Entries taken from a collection
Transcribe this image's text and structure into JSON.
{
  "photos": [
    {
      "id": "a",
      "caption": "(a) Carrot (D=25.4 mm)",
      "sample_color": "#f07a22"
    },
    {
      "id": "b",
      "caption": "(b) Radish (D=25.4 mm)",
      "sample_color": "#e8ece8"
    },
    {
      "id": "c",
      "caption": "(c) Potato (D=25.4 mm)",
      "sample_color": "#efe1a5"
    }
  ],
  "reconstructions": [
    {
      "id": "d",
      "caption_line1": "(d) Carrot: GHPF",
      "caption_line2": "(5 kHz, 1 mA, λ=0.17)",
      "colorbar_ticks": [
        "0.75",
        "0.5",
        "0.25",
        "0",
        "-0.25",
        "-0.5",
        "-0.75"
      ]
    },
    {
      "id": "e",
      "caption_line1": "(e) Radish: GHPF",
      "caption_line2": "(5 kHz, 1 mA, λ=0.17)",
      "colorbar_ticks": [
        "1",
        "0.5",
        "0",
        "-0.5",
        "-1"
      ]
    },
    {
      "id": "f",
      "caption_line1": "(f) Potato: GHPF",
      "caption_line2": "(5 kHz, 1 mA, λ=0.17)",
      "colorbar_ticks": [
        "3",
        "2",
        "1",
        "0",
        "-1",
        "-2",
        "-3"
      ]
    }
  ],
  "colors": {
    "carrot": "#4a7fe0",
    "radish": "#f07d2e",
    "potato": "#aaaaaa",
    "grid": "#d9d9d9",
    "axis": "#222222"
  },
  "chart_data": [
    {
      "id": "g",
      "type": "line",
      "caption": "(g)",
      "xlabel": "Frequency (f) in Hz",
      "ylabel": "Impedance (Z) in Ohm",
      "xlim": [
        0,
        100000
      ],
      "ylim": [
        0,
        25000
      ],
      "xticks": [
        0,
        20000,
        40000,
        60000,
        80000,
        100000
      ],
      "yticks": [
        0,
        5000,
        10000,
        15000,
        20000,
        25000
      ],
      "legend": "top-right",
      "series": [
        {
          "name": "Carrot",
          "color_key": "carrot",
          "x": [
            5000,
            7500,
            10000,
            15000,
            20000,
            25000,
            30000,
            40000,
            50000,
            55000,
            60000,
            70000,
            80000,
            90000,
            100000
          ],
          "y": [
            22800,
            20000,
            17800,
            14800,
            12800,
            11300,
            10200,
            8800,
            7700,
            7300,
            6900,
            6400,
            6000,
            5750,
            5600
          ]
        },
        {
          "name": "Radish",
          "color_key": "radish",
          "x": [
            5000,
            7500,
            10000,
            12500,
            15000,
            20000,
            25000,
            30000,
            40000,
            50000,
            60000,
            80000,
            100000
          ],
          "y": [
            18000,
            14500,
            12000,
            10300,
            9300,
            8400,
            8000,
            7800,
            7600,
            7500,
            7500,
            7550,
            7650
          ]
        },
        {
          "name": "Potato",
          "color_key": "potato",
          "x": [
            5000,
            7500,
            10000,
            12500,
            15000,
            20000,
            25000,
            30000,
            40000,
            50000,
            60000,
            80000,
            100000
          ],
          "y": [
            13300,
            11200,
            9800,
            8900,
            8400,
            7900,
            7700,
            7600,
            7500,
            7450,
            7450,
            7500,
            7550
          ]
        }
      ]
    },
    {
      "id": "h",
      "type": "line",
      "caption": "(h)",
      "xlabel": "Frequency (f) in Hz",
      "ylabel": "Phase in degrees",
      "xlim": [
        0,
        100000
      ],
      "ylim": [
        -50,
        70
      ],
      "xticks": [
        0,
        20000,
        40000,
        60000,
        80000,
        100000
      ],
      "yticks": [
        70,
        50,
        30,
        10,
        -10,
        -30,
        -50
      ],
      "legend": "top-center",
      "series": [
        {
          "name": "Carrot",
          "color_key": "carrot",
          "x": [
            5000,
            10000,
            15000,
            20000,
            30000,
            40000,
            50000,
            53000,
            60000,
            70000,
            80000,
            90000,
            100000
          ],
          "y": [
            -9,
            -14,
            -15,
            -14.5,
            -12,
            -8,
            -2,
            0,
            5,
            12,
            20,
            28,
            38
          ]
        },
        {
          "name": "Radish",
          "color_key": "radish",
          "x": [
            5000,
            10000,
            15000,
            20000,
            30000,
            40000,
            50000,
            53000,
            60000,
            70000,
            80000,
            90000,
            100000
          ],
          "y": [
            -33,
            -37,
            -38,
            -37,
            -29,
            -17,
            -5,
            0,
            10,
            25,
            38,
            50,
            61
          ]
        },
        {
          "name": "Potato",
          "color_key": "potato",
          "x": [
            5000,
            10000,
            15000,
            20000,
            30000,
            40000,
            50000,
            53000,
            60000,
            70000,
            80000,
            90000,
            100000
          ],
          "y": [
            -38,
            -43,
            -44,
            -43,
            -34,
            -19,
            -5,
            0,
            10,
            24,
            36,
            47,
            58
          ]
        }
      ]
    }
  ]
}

**WHAT IS ASKED:** Repeat the listing above without any change.

**ANSWER FOR THE TASK:**
Transcribe this image's text and structure into JSON.
{
  "photos": [
    {
      "id": "a",
      "caption": "(a) Carrot (D=25.4 mm)",
      "sample_color": "#f07a22"
    },
    {
      "id": "b",
      "caption": "(b) Radish (D=25.4 mm)",
      "sample_color": "#e8ece8"
    },
    {
      "id": "c",
      "caption": "(c) Potato (D=25.4 mm)",
      "sample_color": "#efe1a5"
    }
  ],
  "reconstructions": [
    {
      "id": "d",
      "caption_line1": "(d) Carrot: GHPF",
      "caption_line2": "(5 kHz, 1 mA, λ=0.17)",
      "colorbar_ticks": [
        "0.75",
        "0.5",
        "0.25",
        "0",
        "-0.25",
        "-0.5",
        "-0.75"
      ]
    },
    {
      "id": "e",
      "caption_line1": "(e) Radish: GHPF",
      "caption_line2": "(5 kHz, 1 mA, λ=0.17)",
      "colorbar_ticks": [
        "1",
        "0.5",
        "0",
        "-0.5",
        "-1"
      ]
    },
    {
      "id": "f",
      "caption_line1": "(f) Potato: GHPF",
      "caption_line2": "(5 kHz, 1 mA, λ=0.17)",
      "colorbar_ticks": [
        "3",
        "2",
        "1",
        "0",
        "-1",
        "-2",
        "-3"
      ]
    }
  ],
  "colors": {
    "carrot": "#4a7fe0",
    "radish": "#f07d2e",
    "potato": "#aaaaaa",
    "grid": "#d9d9d9",
    "axis": "#222222"
  },
  "chart_data": [
    {
      "id": "g",
      "type": "line",
      "caption": "(g)",
      "xlabel": "Frequency (f) in Hz",
      "ylabel": "Impedance (Z) in Ohm",
      "xlim": [
        0,
        100000
      ],
      "ylim": [
        0,
        25000
      ],
      "xticks": [
        0,
        20000,
        40000,
        60000,
        80000,
        100000
      ],
      "yticks": [
        0,
        5000,
        10000,
        15000,
        20000,
        25000
      ],
      "legend": "top-right",
      "series": [
        {
          "name": "Carrot",
          "color_key": "carrot",
          "x": [
            5000,
            7500,
            10000,
            15000,
            20000,
            25000,
            30000,
            40000,
            50000,
            55000,
            60000,
            70000,
            80000,
            90000,
            100000
          ],
          "y": [
            22800,
            20000,
            17800,
            14800,
            12800,
            11300,
            10200,
            8800,
            7700,
            7300,
            6900,
            6400,
            6000,
            5750,
            5600
          ]
        },
        {
          "name": "Radish",
          "color_key": "radish",
          "x": [
            5000,
            7500,
            10000,
            12500,
            15000,
            20000,
            25000,
            30000,
            40000,
            50000,
            60000,
            80000,
            100000
          ],
          "y": [
            18000,
            14500,
            12000,
            10300,
            9300,
            8400,
            8000,
            7800,
            7600,
            7500,
            7500,
            7550,
            7650
          ]
        },
        {
          "name": "Potato",
          "color_key": "potato",
          "x": [
            5000,
            7500,
            10000,
            12500,
            15000,
            20000,
            25000,
            30000,
            40000,
            50000,
            60000,
            80000,
            100000
          ],
          "y": [
            13300,
            11200,
            9800,
            8900,
            8400,
            7900,
            7700,
            7600,
            7500,
            7450,
            7450,
            7500,
            7550
          ]
        }
      ]
    },
    {
      "id": "h",
      "type": "line",
      "caption": "(h)",
      "xlabel": "Frequency (f) in Hz",
      "ylabel": "Phase in degrees",
      "xlim": [
        0,
        100000
      ],
      "ylim": [
        -50,
        70
      ],
      "xticks": [
        0,
        20000,
        40000,
        60000,
        80000,
        100000
      ],
      "yticks": [
        70,
        50,
        30,
        10,
        -10,
        -30,
        -50
      ],
      "legend": "top-center",
      "series": [
        {
          "name": "Carrot",
          "color_key": "carrot",
          "x": [
            5000,
            10000,
            15000,
            20000,
            30000,
            40000,
            50000,
            53000,
            60000,
            70000,
            80000,
            90000,
            100000
          ],
          "y": [
            -9,
            -14,
            -15,
            -14.5,
            -12,
            -8,
            -2,
            0,
            5,
            12,
            20,
            28,
            38
          ]
        },
        {
          "name": "Radish",
          "color_key": "radish",
          "x": [
            5000,
            10000,
            15000,
            20000,
            30000,
            40000,
            50000,
            53000,
            60000,
            70000,
            80000,
            90000,
            100000
          ],
          "y": [
            -33,
            -37,
            -38,
            -37,
            -29,
            -17,
            -5,
            0,
            10,
            25,
            38,
            50,
            61
          ]
        },
        {
          "name": "Potato",
          "color_key": "potato",
          "x": [
            5000,
            10000,
            15000,
            20000,
            30000,
            40000,
            50000,
            53000,
            60000,
            70000,
            80000,
            90000,
            100000
          ],
          "y": [
            -38,
            -43,
            -44,
            -43,
            -34,
            -19,
            -5,
            0,
            10,
            24,
            36,
            47,
            58
          ]
        }
      ]
    }
  ]
}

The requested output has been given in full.